Look through the lines below and extract any with the word "frac".

---- Rows

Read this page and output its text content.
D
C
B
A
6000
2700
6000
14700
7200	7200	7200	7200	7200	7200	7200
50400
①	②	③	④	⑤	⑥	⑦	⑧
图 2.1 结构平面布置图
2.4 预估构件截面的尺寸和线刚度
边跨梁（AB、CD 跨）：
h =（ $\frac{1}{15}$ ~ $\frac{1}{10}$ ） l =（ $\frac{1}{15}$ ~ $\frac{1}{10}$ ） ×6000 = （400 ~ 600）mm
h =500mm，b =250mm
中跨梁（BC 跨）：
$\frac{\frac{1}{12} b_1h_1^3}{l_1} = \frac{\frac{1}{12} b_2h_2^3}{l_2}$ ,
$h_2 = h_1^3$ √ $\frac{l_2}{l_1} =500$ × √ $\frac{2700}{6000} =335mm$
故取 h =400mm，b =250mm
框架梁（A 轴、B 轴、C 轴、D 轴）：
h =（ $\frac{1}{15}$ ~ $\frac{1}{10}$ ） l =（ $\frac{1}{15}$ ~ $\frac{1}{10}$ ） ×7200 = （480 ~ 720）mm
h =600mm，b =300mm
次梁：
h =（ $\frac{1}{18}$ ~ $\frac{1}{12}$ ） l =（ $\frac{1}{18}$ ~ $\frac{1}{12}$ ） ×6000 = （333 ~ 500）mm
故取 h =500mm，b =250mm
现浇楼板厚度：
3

--------

[Exercise response]
h =（ $\frac{1}{15}$ ~ $\frac{1}{10}$ ） l =（ $\frac{1}{15}$ ~ $\frac{1}{10}$ ） ×6000 = （400 ~ 600）mm
$\frac{\frac{1}{12} b_1h_1^3}{l_1} = \frac{\frac{1}{12} b_2h_2^3}{l_2}$ ,
$h_2 = h_1^3$ √ $\frac{l_2}{l_1} =500$ × √ $\frac{2700}{6000} =335mm$
h =（ $\frac{1}{15}$ ~ $\frac{1}{10}$ ） l =（ $\frac{1}{15}$ ~ $\frac{1}{10}$ ） ×7200 = （480 ~ 720）mm
h =（ $\frac{1}{18}$ ~ $\frac{1}{12}$ ） l =（ $\frac{1}{18}$ ~ $\frac{1}{12}$ ） ×6000 = （333 ~ 500）mm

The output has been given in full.